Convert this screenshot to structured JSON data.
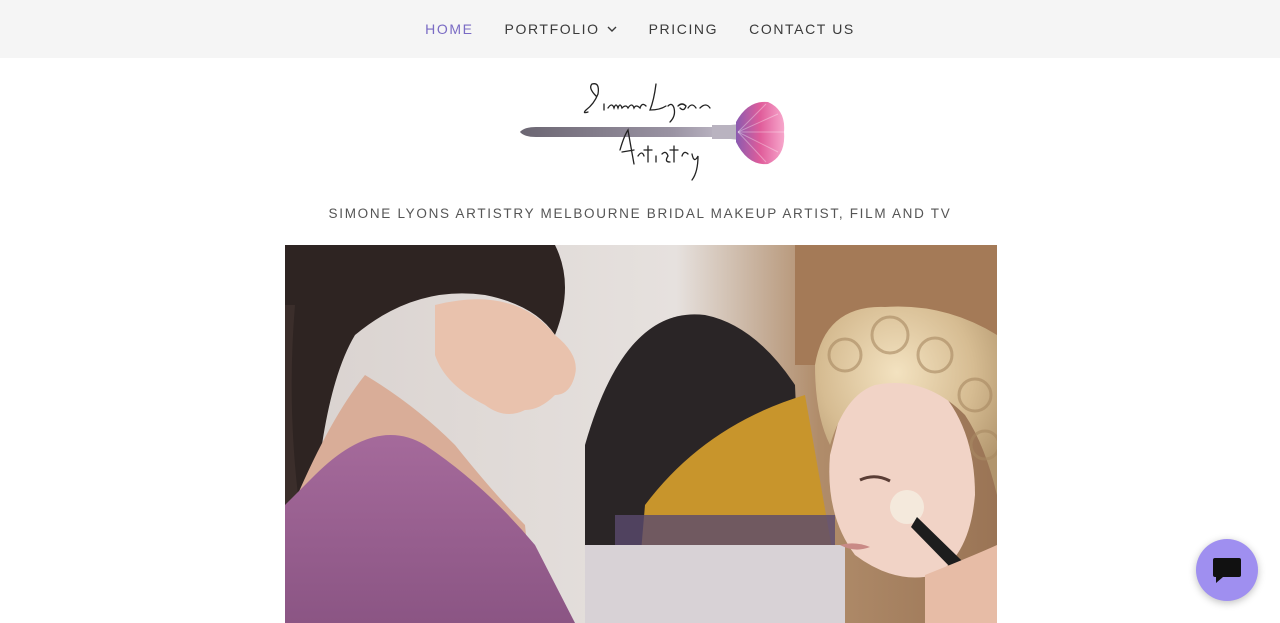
{
  "nav": {
    "items": [
      {
        "label": "HOME",
        "active": true,
        "has_dropdown": false
      },
      {
        "label": "PORTFOLIO",
        "active": false,
        "has_dropdown": true
      },
      {
        "label": "PRICING",
        "active": false,
        "has_dropdown": false
      },
      {
        "label": "CONTACT US",
        "active": false,
        "has_dropdown": false
      }
    ]
  },
  "logo": {
    "line1": "Simone Lyons",
    "line2": "Artistry"
  },
  "tagline": "SIMONE LYONS ARTISTRY MELBOURNE BRIDAL MAKEUP ARTIST, FILM AND TV",
  "colors": {
    "nav_bg": "#f5f5f5",
    "accent": "#7a6bc4",
    "chat_button": "#9f8ff0"
  },
  "icons": {
    "dropdown": "chevron-down-icon",
    "chat": "chat-bubble-icon"
  }
}
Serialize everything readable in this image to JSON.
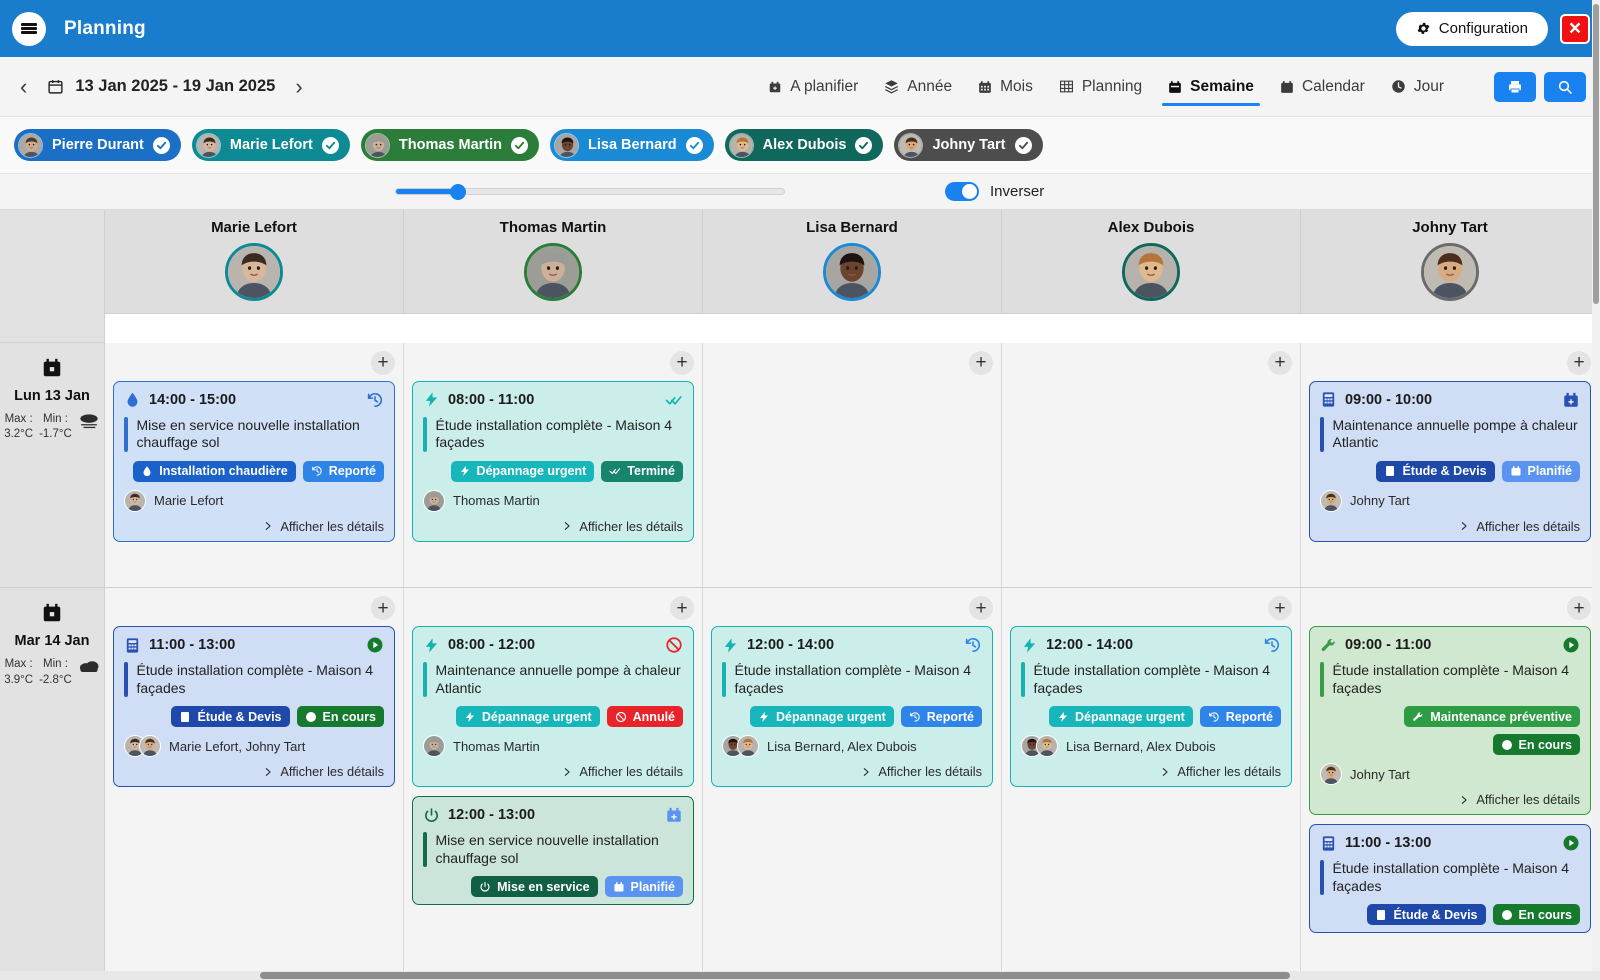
{
  "topbar": {
    "title": "Planning",
    "config_label": "Configuration",
    "close_label": "×",
    "bg_color": "#1a7ccc"
  },
  "nav": {
    "prev_label": "‹",
    "next_label": "›",
    "date_range": "13 Jan 2025 - 19 Jan 2025",
    "views": [
      {
        "label": "A planifier",
        "icon": "calendar-plus-icon",
        "active": false
      },
      {
        "label": "Année",
        "icon": "layers-icon",
        "active": false
      },
      {
        "label": "Mois",
        "icon": "calendar-grid-icon",
        "active": false
      },
      {
        "label": "Planning",
        "icon": "table-icon",
        "active": false
      },
      {
        "label": "Semaine",
        "icon": "calendar-week-icon",
        "active": true
      },
      {
        "label": "Calendar",
        "icon": "calendar-icon",
        "active": false
      },
      {
        "label": "Jour",
        "icon": "clock-icon",
        "active": false
      }
    ],
    "print_icon": "printer-icon",
    "search_icon": "search-icon",
    "accent_color": "#1a82f0"
  },
  "chips": [
    {
      "name": "Pierre Durant",
      "color": "#1b6fc4",
      "checked": true
    },
    {
      "name": "Marie Lefort",
      "color": "#0d8a94",
      "checked": true
    },
    {
      "name": "Thomas Martin",
      "color": "#2c7d3a",
      "checked": true
    },
    {
      "name": "Lisa Bernard",
      "color": "#1a8ad4",
      "checked": true
    },
    {
      "name": "Alex Dubois",
      "color": "#10685c",
      "checked": true
    },
    {
      "name": "Johny Tart",
      "color": "#4d4d4d",
      "checked": true
    }
  ],
  "controls": {
    "zoom_value": 18,
    "inverser_label": "Inverser",
    "inverser_on": true
  },
  "columns": [
    {
      "name": "Marie Lefort",
      "ring": "#0d8a94"
    },
    {
      "name": "Thomas Martin",
      "ring": "#2c7d3a"
    },
    {
      "name": "Lisa Bernard",
      "ring": "#1a8ad4"
    },
    {
      "name": "Alex Dubois",
      "ring": "#10685c"
    },
    {
      "name": "Johny Tart",
      "ring": "#6b6b6b"
    }
  ],
  "days": [
    {
      "label": "Lun 13 Jan",
      "max_label": "Max :",
      "min_label": "Min :",
      "max": "3.2°C",
      "min": "-1.7°C",
      "weather_icon": "fog-cloud-icon"
    },
    {
      "label": "Mar 14 Jan",
      "max_label": "Max :",
      "min_label": "Min :",
      "max": "3.9°C",
      "min": "-2.8°C",
      "weather_icon": "cloud-icon"
    }
  ],
  "add_label": "+",
  "details_label": "Afficher les détails",
  "rows": [
    {
      "day": 0,
      "cells": [
        {
          "cards": [
            {
              "time": "14:00 - 15:00",
              "title": "Mise en service nouvelle installation chauffage sol",
              "type_tag": "Installation chaudière",
              "type_icon": "water-drop-icon",
              "status_tag": "Reporté",
              "status_icon": "history-icon",
              "assignees": "Marie Lefort",
              "avatars": [
                "marie"
              ],
              "bg": "#cfe0f7",
              "border": "#2f6fd0",
              "accent": "#2f6fd0",
              "type_color": "#1a62c9",
              "status_color": "#2f84e8",
              "icon_color": "#2f6fd0"
            }
          ]
        },
        {
          "cards": [
            {
              "time": "08:00 - 11:00",
              "title": "Étude installation complète - Maison 4 façades",
              "type_tag": "Dépannage urgent",
              "type_icon": "bolt-icon",
              "status_tag": "Terminé",
              "status_icon": "double-check-icon",
              "assignees": "Thomas Martin",
              "avatars": [
                "thomas"
              ],
              "bg": "#cceeea",
              "border": "#15b2b0",
              "accent": "#15b2b0",
              "type_color": "#17b6bb",
              "status_color": "#16856b",
              "icon_color": "#15b2b0"
            }
          ]
        },
        {
          "cards": []
        },
        {
          "cards": []
        },
        {
          "cards": [
            {
              "time": "09:00 - 10:00",
              "title": "Maintenance annuelle pompe à chaleur Atlantic",
              "type_tag": "Étude & Devis",
              "type_icon": "calculator-icon",
              "status_tag": "Planifié",
              "status_icon": "calendar-plus-icon",
              "assignees": "Johny Tart",
              "avatars": [
                "johny"
              ],
              "bg": "#cfddf5",
              "border": "#2851b0",
              "accent": "#2851b0",
              "type_color": "#1f49a8",
              "status_color": "#5b94f0",
              "icon_color": "#2851b0"
            }
          ]
        }
      ]
    },
    {
      "day": 1,
      "cells": [
        {
          "cards": [
            {
              "time": "11:00 - 13:00",
              "title": "Étude installation complète - Maison 4 façades",
              "type_tag": "Étude & Devis",
              "type_icon": "calculator-icon",
              "status_tag": "En cours",
              "status_icon": "play-circle-icon",
              "assignees": "Marie Lefort, Johny Tart",
              "avatars": [
                "marie",
                "johny"
              ],
              "bg": "#cfddf5",
              "border": "#2851b0",
              "accent": "#2851b0",
              "type_color": "#1f49a8",
              "status_color": "#167a2e",
              "icon_color": "#2851b0",
              "status_ic_color": "#167a2e"
            }
          ]
        },
        {
          "cards": [
            {
              "time": "08:00 - 12:00",
              "title": "Maintenance annuelle pompe à chaleur Atlantic",
              "type_tag": "Dépannage urgent",
              "type_icon": "bolt-icon",
              "status_tag": "Annulé",
              "status_icon": "cancel-icon",
              "assignees": "Thomas Martin",
              "avatars": [
                "thomas"
              ],
              "bg": "#cceeea",
              "border": "#15b2b0",
              "accent": "#15b2b0",
              "type_color": "#17b6bb",
              "status_color": "#e8232a",
              "icon_color": "#15b2b0",
              "status_ic_color": "#e8232a"
            },
            {
              "time": "12:00 - 13:00",
              "title": "Mise en service nouvelle installation chauffage sol",
              "type_tag": "Mise en service",
              "type_icon": "power-icon",
              "status_tag": "Planifié",
              "status_icon": "calendar-plus-icon",
              "assignees": "",
              "avatars": [],
              "bg": "#cce5da",
              "border": "#166b4a",
              "accent": "#166b4a",
              "type_color": "#116045",
              "status_color": "#5b94f0",
              "icon_color": "#166b4a",
              "status_ic_color": "#5b94f0"
            }
          ]
        },
        {
          "cards": [
            {
              "time": "12:00 - 14:00",
              "title": "Étude installation complète - Maison 4 façades",
              "type_tag": "Dépannage urgent",
              "type_icon": "bolt-icon",
              "status_tag": "Reporté",
              "status_icon": "history-icon",
              "assignees": "Lisa Bernard, Alex Dubois",
              "avatars": [
                "lisa",
                "alex"
              ],
              "bg": "#cceeea",
              "border": "#15b2b0",
              "accent": "#15b2b0",
              "type_color": "#17b6bb",
              "status_color": "#2f84e8",
              "icon_color": "#15b2b0",
              "status_ic_color": "#2f84e8"
            }
          ]
        },
        {
          "cards": [
            {
              "time": "12:00 - 14:00",
              "title": "Étude installation complète - Maison 4 façades",
              "type_tag": "Dépannage urgent",
              "type_icon": "bolt-icon",
              "status_tag": "Reporté",
              "status_icon": "history-icon",
              "assignees": "Lisa Bernard, Alex Dubois",
              "avatars": [
                "lisa",
                "alex"
              ],
              "bg": "#cceeea",
              "border": "#15b2b0",
              "accent": "#15b2b0",
              "type_color": "#17b6bb",
              "status_color": "#2f84e8",
              "icon_color": "#15b2b0",
              "status_ic_color": "#2f84e8"
            }
          ]
        },
        {
          "cards": [
            {
              "time": "09:00 - 11:00",
              "title": "Étude installation complète - Maison 4 façades",
              "type_tag": "Maintenance préventive",
              "type_icon": "wrench-icon",
              "status_tag": "En cours",
              "status_icon": "play-circle-icon",
              "assignees": "Johny Tart",
              "avatars": [
                "johny"
              ],
              "bg": "#cfe8cf",
              "border": "#3a9b46",
              "accent": "#3a9b46",
              "type_color": "#2e9c45",
              "status_color": "#167a2e",
              "icon_color": "#3a9b46",
              "status_ic_color": "#167a2e"
            },
            {
              "time": "11:00 - 13:00",
              "title": "Étude installation complète - Maison 4 façades",
              "type_tag": "Étude & Devis",
              "type_icon": "calculator-icon",
              "status_tag": "En cours",
              "status_icon": "play-circle-icon",
              "assignees": "",
              "avatars": [],
              "bg": "#cfddf5",
              "border": "#2851b0",
              "accent": "#2851b0",
              "type_color": "#1f49a8",
              "status_color": "#167a2e",
              "icon_color": "#2851b0",
              "status_ic_color": "#167a2e"
            }
          ]
        }
      ]
    }
  ]
}
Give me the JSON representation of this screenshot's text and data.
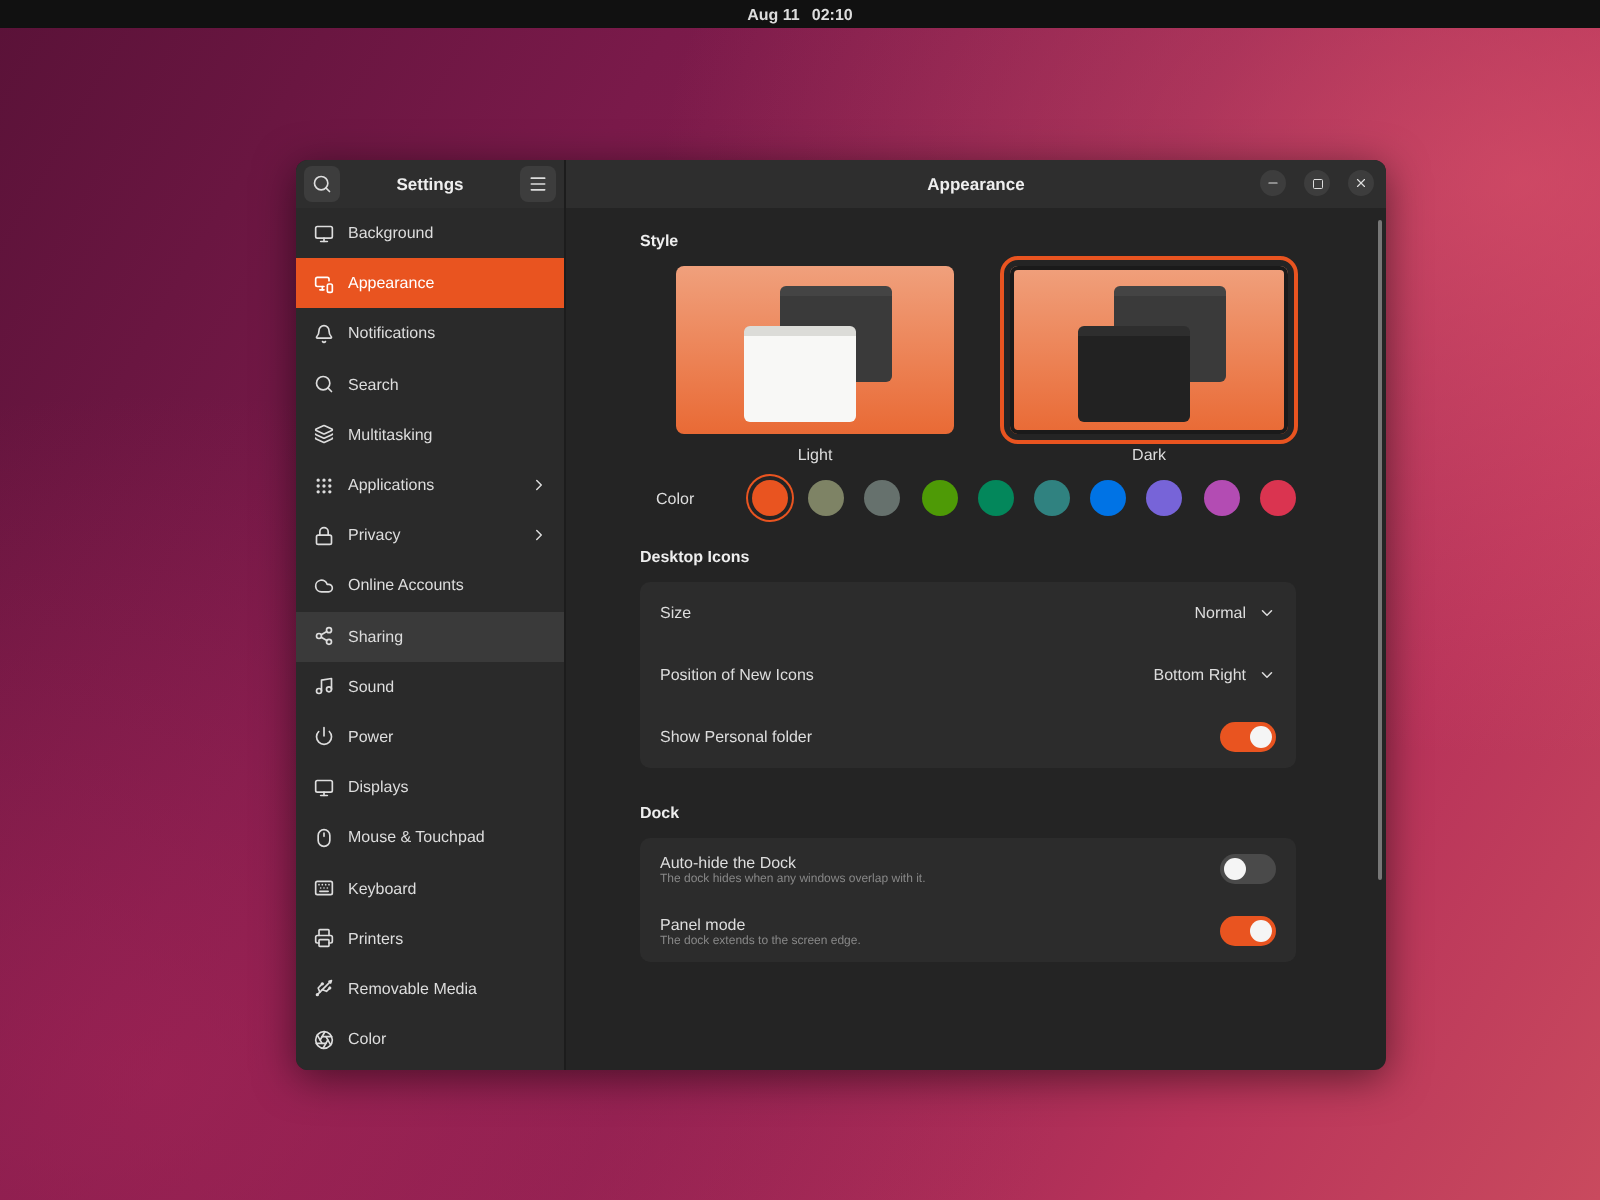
{
  "top_bar": {
    "date": "Aug 11",
    "time": "02:10"
  },
  "sidebar": {
    "title": "Settings",
    "items": [
      {
        "label": "Background",
        "selected": false,
        "hovered": false,
        "has_submenu": false
      },
      {
        "label": "Appearance",
        "selected": true,
        "hovered": false,
        "has_submenu": false
      },
      {
        "label": "Notifications",
        "selected": false,
        "hovered": false,
        "has_submenu": false
      },
      {
        "label": "Search",
        "selected": false,
        "hovered": false,
        "has_submenu": false
      },
      {
        "label": "Multitasking",
        "selected": false,
        "hovered": false,
        "has_submenu": false
      },
      {
        "label": "Applications",
        "selected": false,
        "hovered": false,
        "has_submenu": true
      },
      {
        "label": "Privacy",
        "selected": false,
        "hovered": false,
        "has_submenu": true
      },
      {
        "label": "Online Accounts",
        "selected": false,
        "hovered": false,
        "has_submenu": false
      },
      {
        "label": "Sharing",
        "selected": false,
        "hovered": true,
        "has_submenu": false
      },
      {
        "label": "Sound",
        "selected": false,
        "hovered": false,
        "has_submenu": false
      },
      {
        "label": "Power",
        "selected": false,
        "hovered": false,
        "has_submenu": false
      },
      {
        "label": "Displays",
        "selected": false,
        "hovered": false,
        "has_submenu": false
      },
      {
        "label": "Mouse & Touchpad",
        "selected": false,
        "hovered": false,
        "has_submenu": false
      },
      {
        "label": "Keyboard",
        "selected": false,
        "hovered": false,
        "has_submenu": false
      },
      {
        "label": "Printers",
        "selected": false,
        "hovered": false,
        "has_submenu": false
      },
      {
        "label": "Removable Media",
        "selected": false,
        "hovered": false,
        "has_submenu": false
      },
      {
        "label": "Color",
        "selected": false,
        "hovered": false,
        "has_submenu": false
      }
    ]
  },
  "window": {
    "title": "Appearance"
  },
  "style": {
    "heading": "Style",
    "options": [
      {
        "label": "Light",
        "kind": "light",
        "selected": false
      },
      {
        "label": "Dark",
        "kind": "dark",
        "selected": true
      }
    ],
    "color_label": "Color",
    "colors": [
      {
        "color": "#e95420",
        "selected": true
      },
      {
        "color": "#7e8365",
        "selected": false
      },
      {
        "color": "#66716d",
        "selected": false
      },
      {
        "color": "#4e9a06",
        "selected": false
      },
      {
        "color": "#03875b",
        "selected": false
      },
      {
        "color": "#308280",
        "selected": false
      },
      {
        "color": "#0073e5",
        "selected": false
      },
      {
        "color": "#7764d8",
        "selected": false
      },
      {
        "color": "#b34cb3",
        "selected": false
      },
      {
        "color": "#da3450",
        "selected": false
      }
    ]
  },
  "desktop_icons": {
    "heading": "Desktop Icons",
    "rows": [
      {
        "kind": "dropdown",
        "label": "Size",
        "value": "Normal"
      },
      {
        "kind": "dropdown",
        "label": "Position of New Icons",
        "value": "Bottom Right"
      },
      {
        "kind": "switch",
        "label": "Show Personal folder",
        "on": true
      }
    ]
  },
  "dock": {
    "heading": "Dock",
    "rows": [
      {
        "kind": "switch",
        "label": "Auto-hide the Dock",
        "description": "The dock hides when any windows overlap with it.",
        "on": false
      },
      {
        "kind": "switch",
        "label": "Panel mode",
        "description": "The dock extends to the screen edge.",
        "on": true
      }
    ]
  }
}
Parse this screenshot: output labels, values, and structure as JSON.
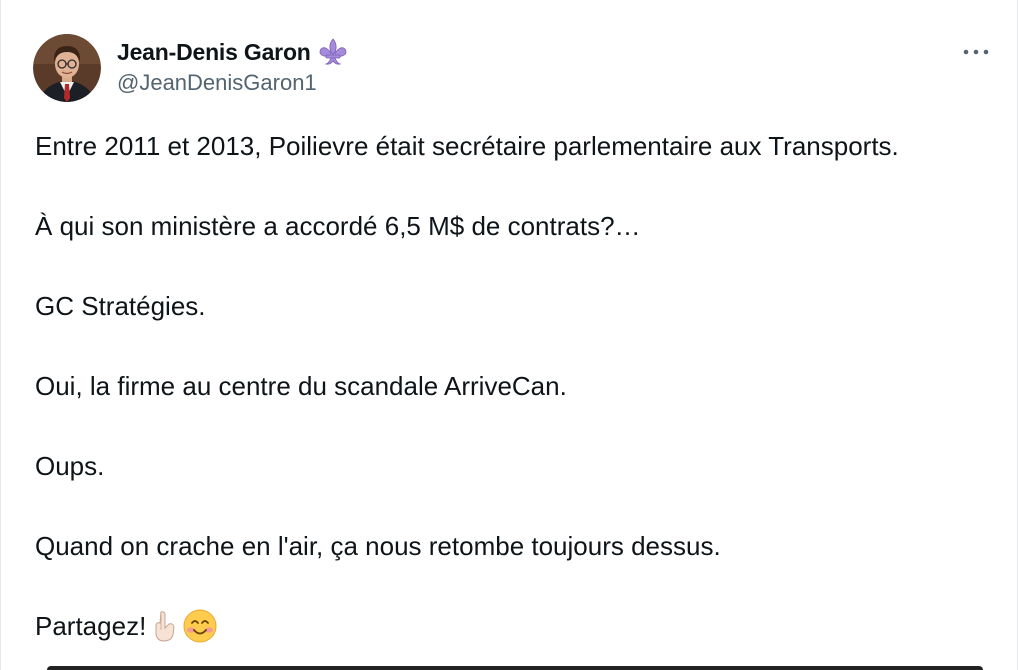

◆ **INSTRUCTION**:
Search the entries for the word "this" and pick out every line that holds it.

◆ **WRITTEN RESPONSE**:
Convert this screenshot to structured JSON data.
Serialize everything readable in this image to JSON.
Give me the JSON representation of this screenshot's text and data.
Parse this screenshot: output labels, values, and structure as JSON.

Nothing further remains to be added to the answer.